### 任务要求 1
请逐字抄录下面这篇关于C++标准库STL算法的文章全文。

☆ ☆ ☆ ☆ ☆

C++标准库(三)之STL算法

  • 算法头文件:
#include<algorithm>
#include<numeric>
  • 算法简介:STL算法采用覆盖模式而非安插模式,所以调用者必须保证有足够的操作空间。
  • 函数对象类型声明:
    • UnaryProc:Op(elem),无返回值
    • CompFunc:Op(elem1,elem2),返回True或者False
    • UnaryPredicate:Op(elem),返回True或者False
    • BinaryPredicate:Op(elem,value),返回True或者False

非更易型算法

  • 元素计数
UnaryProc for_each(InputIterator beg,InputIterator end,UnaryProc Op)   
difference_type count(InputIterator beg,InputIterator end,const T& val)    
difference_type count_if(InputIterator beg,InputIterator end,UnaryProc Op)    
  • 最小值与最大值
ForwardIterator min_element(ForwardIterator beg,ForwardIterator end)
ForwardIterator min_element(ForwardIterator beg,ForwardIterator end,CompFunc Op)

☆ ☆ ☆ ☆ ☆

### 任务要求 2
请把下方列表从开头第一行起，到包含“velocity-cell <box>622 485 626 489</box>”的那一行为止（含该行）的各行改写为Markdown表格，只处理这些行。表格设“序号”和“列表行”两列，空行不计入。

### 练习输入
☆ ☆ ☆ ☆ ☆

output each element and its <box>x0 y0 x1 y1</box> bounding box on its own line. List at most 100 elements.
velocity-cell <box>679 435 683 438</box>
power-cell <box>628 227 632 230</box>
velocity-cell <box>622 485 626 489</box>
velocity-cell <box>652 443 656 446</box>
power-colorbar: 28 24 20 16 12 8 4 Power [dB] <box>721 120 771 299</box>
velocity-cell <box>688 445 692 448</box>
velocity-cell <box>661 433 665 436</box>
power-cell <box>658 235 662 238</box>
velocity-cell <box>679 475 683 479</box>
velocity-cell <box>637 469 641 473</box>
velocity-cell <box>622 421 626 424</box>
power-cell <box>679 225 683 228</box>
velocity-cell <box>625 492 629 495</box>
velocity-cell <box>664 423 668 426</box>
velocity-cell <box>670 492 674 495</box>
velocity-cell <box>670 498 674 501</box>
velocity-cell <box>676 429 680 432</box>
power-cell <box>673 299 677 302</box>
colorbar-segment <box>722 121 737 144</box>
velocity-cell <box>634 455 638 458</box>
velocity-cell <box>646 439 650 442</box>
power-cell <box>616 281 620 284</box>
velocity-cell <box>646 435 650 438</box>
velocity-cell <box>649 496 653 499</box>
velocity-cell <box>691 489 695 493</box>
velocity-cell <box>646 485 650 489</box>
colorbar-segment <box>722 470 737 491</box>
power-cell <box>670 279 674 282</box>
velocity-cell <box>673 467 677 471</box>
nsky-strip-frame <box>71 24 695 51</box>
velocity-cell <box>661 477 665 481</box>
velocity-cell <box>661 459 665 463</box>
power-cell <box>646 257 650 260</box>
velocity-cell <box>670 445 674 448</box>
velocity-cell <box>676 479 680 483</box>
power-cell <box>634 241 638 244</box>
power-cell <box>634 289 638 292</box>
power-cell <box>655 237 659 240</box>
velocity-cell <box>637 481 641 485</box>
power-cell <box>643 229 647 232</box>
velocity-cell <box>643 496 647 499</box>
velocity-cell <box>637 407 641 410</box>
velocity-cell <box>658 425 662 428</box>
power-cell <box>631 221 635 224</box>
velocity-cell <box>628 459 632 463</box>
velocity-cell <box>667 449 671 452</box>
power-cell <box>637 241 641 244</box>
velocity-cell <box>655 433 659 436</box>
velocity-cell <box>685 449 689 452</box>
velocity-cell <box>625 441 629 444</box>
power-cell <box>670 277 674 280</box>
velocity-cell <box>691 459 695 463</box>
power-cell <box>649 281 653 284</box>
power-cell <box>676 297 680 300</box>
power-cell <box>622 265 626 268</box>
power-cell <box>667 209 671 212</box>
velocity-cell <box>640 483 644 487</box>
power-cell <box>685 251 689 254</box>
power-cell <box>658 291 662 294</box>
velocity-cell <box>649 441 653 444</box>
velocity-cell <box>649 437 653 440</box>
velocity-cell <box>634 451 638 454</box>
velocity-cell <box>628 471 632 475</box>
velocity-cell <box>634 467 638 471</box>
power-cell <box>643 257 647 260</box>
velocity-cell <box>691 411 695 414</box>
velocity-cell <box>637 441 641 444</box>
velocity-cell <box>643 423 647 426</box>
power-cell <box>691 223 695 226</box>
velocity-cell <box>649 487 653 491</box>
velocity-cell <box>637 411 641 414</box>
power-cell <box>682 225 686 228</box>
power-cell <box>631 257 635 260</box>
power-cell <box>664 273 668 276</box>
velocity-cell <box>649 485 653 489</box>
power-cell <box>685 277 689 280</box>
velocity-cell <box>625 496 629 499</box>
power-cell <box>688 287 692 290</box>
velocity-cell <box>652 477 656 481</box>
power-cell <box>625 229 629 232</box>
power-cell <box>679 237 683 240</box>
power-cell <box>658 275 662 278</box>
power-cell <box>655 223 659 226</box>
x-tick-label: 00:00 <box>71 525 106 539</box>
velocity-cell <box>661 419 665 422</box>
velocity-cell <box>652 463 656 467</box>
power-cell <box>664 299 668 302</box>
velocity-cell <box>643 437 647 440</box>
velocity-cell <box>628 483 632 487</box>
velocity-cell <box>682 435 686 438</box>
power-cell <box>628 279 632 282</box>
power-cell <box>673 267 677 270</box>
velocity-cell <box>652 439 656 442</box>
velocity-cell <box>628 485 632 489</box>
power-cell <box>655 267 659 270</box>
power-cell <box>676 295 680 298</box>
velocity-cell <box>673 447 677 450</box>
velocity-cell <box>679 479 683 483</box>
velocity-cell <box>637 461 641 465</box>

☆ ☆ ☆ ☆ ☆

### 任务回答 1
C++标准库(三)之STL算法

  • 算法头文件:
#include<algorithm>
#include<numeric>
  • 算法简介:STL算法采用覆盖模式而非安插模式,所以调用者必须保证有足够的操作空间。
  • 函数对象类型声明:
    • UnaryProc:Op(elem),无返回值
    • CompFunc:Op(elem1,elem2),返回True或者False
    • UnaryPredicate:Op(elem),返回True或者False
    • BinaryPredicate:Op(elem,value),返回True或者False

非更易型算法

  • 元素计数
UnaryProc for_each(InputIterator beg,InputIterator end,UnaryProc Op)   
difference_type count(InputIterator beg,InputIterator end,const T& val)    
difference_type count_if(InputIterator beg,InputIterator end,UnaryProc Op)    
  • 最小值与最大值
ForwardIterator min_element(ForwardIterator beg,ForwardIterator end)
ForwardIterator min_element(ForwardIterator beg,ForwardIterator end,CompFunc Op)

### 任务回答 2
| 序号 | 列表行 |
|---|---|
| 1 | output each element and its <box>x0 y0 x1 y1</box> bounding box on its own line. List at most 100 elements. |
| 2 | velocity-cell <box>679 435 683 438</box> |
| 3 | power-cell <box>628 227 632 230</box> |
| 4 | velocity-cell <box>622 485 626 489</box> |